List all lines of the data containing the word "Schoyen".

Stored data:
>> Start
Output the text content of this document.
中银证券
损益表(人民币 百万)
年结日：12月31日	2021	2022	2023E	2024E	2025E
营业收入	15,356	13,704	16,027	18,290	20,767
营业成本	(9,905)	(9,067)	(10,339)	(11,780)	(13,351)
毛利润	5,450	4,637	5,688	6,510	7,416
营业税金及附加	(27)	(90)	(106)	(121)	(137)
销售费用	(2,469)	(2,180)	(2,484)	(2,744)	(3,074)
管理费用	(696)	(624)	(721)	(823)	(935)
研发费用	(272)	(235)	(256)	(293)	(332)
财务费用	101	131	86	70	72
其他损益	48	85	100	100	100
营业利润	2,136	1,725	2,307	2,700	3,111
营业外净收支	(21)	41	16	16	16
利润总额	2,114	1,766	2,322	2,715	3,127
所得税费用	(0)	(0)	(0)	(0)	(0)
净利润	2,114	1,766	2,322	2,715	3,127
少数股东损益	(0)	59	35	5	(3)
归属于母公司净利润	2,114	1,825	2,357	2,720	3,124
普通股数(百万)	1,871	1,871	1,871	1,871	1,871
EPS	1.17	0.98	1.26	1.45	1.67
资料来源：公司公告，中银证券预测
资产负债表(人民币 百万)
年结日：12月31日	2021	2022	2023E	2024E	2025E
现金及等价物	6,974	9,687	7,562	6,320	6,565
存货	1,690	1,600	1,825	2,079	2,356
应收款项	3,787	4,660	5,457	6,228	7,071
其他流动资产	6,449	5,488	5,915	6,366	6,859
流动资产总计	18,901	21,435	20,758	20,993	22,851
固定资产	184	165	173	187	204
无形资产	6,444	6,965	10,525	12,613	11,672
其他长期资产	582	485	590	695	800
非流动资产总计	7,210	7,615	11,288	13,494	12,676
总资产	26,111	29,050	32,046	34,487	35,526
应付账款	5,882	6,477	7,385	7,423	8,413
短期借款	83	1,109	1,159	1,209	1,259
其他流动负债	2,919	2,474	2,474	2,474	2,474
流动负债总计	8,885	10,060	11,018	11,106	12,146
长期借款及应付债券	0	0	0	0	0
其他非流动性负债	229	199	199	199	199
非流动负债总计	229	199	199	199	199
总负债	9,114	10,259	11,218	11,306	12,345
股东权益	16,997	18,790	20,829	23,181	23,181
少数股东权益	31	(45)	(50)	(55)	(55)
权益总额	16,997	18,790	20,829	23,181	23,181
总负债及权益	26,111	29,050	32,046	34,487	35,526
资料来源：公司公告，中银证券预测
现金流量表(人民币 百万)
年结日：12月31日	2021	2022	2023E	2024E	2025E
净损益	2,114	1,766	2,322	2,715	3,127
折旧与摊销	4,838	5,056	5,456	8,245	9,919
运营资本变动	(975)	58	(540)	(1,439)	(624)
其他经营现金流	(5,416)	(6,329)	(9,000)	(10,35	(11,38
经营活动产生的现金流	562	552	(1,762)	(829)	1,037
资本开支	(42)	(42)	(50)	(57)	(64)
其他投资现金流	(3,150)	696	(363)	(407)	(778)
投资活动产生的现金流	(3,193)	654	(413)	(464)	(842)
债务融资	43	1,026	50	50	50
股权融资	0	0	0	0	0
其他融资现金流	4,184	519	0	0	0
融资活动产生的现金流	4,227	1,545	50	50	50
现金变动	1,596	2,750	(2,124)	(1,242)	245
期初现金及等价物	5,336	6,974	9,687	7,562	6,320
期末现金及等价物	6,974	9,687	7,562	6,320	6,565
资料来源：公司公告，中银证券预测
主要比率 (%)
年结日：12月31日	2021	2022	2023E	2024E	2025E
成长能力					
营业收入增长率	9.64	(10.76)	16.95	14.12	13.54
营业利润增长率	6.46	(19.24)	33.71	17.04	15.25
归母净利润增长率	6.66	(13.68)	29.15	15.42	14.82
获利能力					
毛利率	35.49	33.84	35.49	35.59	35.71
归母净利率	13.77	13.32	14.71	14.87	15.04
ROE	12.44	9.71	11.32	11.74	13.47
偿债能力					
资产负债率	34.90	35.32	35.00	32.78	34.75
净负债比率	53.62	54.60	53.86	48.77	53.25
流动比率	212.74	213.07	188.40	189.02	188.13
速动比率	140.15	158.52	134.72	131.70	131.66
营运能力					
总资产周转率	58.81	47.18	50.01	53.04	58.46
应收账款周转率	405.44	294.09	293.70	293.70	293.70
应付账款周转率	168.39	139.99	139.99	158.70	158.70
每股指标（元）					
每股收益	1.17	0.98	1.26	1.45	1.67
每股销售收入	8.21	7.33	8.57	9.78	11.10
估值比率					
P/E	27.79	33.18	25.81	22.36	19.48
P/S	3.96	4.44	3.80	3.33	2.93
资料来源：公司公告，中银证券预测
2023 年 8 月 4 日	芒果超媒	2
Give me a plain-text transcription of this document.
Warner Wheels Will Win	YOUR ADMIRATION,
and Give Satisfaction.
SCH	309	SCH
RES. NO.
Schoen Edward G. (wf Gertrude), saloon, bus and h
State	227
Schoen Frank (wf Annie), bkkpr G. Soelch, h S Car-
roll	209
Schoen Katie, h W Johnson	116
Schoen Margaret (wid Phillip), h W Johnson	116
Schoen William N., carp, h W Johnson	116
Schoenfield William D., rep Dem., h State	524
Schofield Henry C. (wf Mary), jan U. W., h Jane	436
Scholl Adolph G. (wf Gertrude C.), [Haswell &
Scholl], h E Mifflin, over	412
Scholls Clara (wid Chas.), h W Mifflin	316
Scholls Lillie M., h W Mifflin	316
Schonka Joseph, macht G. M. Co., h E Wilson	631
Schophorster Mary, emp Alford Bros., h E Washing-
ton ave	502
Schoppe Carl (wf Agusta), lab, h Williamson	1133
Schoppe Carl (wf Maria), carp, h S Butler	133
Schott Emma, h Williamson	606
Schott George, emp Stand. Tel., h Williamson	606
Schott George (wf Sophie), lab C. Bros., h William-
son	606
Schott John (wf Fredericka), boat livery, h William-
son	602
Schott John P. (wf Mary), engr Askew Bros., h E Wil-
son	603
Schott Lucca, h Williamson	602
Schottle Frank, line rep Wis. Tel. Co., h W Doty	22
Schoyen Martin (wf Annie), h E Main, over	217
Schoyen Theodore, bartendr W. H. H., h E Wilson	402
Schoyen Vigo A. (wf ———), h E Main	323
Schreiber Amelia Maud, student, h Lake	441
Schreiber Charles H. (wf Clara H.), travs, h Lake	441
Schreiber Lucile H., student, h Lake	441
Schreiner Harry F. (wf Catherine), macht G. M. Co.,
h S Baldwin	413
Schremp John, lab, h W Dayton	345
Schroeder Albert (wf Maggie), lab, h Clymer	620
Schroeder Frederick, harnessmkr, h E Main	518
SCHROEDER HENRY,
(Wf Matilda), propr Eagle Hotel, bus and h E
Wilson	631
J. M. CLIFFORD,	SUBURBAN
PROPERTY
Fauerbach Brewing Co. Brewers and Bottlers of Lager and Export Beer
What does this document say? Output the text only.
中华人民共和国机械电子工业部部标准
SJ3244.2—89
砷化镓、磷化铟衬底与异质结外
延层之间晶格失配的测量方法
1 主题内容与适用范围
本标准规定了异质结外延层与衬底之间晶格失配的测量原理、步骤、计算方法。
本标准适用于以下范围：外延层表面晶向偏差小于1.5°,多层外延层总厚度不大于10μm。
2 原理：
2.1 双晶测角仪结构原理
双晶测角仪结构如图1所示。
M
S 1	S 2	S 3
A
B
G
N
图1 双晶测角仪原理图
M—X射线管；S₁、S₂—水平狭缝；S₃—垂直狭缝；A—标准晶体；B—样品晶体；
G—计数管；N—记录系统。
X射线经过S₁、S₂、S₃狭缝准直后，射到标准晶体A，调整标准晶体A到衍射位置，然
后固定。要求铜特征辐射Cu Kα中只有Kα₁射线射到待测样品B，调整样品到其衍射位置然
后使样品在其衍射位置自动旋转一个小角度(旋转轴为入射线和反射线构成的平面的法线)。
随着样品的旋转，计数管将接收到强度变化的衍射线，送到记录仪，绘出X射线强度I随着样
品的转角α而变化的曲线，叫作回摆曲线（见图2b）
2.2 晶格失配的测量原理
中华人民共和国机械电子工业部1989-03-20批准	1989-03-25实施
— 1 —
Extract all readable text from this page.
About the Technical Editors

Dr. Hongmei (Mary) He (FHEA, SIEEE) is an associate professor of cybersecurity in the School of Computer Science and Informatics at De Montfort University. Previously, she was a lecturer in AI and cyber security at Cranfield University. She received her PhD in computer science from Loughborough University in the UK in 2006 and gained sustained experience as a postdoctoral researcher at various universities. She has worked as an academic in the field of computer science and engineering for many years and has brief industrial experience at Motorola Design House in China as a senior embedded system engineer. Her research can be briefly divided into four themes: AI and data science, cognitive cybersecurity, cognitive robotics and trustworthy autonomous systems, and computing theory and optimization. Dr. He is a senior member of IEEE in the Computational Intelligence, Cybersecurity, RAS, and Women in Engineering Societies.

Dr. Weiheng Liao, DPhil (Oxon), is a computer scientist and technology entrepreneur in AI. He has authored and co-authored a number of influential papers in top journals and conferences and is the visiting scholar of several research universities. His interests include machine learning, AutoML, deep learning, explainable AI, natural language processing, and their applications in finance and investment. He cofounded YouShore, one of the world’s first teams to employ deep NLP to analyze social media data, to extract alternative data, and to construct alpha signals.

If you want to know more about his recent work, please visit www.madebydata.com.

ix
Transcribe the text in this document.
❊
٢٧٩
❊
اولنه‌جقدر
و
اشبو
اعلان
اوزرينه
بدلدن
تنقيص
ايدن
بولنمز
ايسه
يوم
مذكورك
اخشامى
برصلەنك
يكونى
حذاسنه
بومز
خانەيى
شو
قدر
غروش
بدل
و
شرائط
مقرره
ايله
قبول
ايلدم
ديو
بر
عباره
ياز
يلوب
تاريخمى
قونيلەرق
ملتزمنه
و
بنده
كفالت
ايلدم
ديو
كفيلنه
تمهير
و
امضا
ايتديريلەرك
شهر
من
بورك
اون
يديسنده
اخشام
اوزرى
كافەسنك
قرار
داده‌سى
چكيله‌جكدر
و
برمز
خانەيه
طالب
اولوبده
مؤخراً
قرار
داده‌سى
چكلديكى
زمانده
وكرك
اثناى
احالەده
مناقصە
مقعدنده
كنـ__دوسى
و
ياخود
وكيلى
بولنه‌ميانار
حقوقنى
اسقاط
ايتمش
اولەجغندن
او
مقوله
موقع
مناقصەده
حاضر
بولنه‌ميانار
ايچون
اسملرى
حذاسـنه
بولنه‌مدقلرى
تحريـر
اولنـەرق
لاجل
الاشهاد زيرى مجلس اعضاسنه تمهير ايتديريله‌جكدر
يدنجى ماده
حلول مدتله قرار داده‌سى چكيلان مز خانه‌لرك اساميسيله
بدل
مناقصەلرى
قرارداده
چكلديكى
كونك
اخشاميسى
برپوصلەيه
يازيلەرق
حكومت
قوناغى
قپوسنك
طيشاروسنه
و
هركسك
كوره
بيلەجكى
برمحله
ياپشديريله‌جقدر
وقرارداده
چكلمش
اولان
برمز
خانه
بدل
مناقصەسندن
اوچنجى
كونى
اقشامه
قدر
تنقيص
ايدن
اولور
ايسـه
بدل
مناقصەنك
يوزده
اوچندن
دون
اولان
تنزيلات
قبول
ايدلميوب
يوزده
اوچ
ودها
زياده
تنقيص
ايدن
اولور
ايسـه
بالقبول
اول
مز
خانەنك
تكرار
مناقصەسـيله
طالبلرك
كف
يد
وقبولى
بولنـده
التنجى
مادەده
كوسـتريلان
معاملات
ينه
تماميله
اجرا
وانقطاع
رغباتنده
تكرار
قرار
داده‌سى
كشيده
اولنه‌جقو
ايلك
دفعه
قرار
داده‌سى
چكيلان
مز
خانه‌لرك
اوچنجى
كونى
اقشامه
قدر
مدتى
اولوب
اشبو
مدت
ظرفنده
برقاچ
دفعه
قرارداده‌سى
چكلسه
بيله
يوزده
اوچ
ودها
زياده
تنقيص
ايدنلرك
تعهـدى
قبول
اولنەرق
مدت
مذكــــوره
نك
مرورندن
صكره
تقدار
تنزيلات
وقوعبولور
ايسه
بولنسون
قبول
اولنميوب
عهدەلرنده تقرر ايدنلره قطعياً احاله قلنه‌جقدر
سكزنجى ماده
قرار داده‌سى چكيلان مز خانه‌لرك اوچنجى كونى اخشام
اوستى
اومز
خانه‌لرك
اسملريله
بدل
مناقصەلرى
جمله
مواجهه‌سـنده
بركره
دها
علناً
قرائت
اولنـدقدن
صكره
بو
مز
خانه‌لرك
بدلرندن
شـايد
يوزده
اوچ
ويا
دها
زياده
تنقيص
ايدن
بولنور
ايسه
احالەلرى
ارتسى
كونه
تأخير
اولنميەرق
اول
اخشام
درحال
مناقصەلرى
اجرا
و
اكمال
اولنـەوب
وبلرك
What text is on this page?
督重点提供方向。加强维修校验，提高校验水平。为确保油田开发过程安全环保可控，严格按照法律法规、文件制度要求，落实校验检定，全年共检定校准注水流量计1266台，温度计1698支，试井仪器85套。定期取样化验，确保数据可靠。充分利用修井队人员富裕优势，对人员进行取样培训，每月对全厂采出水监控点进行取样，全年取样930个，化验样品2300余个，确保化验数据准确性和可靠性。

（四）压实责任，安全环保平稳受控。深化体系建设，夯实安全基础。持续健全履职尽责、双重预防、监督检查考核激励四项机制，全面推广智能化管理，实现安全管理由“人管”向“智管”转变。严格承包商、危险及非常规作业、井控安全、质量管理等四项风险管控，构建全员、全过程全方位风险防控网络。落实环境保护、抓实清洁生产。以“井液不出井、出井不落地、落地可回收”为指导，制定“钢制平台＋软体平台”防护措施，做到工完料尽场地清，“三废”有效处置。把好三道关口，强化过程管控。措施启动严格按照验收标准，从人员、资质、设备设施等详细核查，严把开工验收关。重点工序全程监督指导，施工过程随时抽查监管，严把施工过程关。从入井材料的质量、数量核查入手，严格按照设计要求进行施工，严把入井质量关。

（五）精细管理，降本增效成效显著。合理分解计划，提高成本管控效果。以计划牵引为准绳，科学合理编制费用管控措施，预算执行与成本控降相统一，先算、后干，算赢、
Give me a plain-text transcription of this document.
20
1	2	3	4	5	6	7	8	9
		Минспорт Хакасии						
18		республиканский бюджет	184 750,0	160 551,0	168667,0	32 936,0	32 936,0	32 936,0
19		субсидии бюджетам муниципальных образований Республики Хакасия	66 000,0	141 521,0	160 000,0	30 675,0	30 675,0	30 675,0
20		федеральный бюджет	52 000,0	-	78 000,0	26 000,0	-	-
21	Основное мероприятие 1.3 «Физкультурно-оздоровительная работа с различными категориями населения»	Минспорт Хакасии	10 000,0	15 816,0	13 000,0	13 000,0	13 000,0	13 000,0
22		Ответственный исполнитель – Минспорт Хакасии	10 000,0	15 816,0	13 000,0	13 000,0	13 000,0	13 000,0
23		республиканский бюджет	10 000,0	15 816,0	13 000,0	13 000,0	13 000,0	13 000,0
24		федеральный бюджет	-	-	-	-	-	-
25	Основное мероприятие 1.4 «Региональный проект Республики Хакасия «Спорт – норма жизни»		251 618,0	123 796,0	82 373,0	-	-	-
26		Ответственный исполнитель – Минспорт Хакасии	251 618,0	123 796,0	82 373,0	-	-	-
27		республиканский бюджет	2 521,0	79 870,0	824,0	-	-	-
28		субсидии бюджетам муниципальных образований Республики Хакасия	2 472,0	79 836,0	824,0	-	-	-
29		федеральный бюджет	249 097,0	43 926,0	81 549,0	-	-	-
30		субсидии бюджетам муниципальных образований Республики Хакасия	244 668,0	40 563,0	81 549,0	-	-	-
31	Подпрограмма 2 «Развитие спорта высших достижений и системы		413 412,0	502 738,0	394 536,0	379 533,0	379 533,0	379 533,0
>> End
Correct result:
Schoyen Martin (wf Annie), h E Main, over	217
Schoyen Theodore, bartendr W. H. H., h E Wilson	402
Schoyen Vigo A. (wf ———), h E Main	323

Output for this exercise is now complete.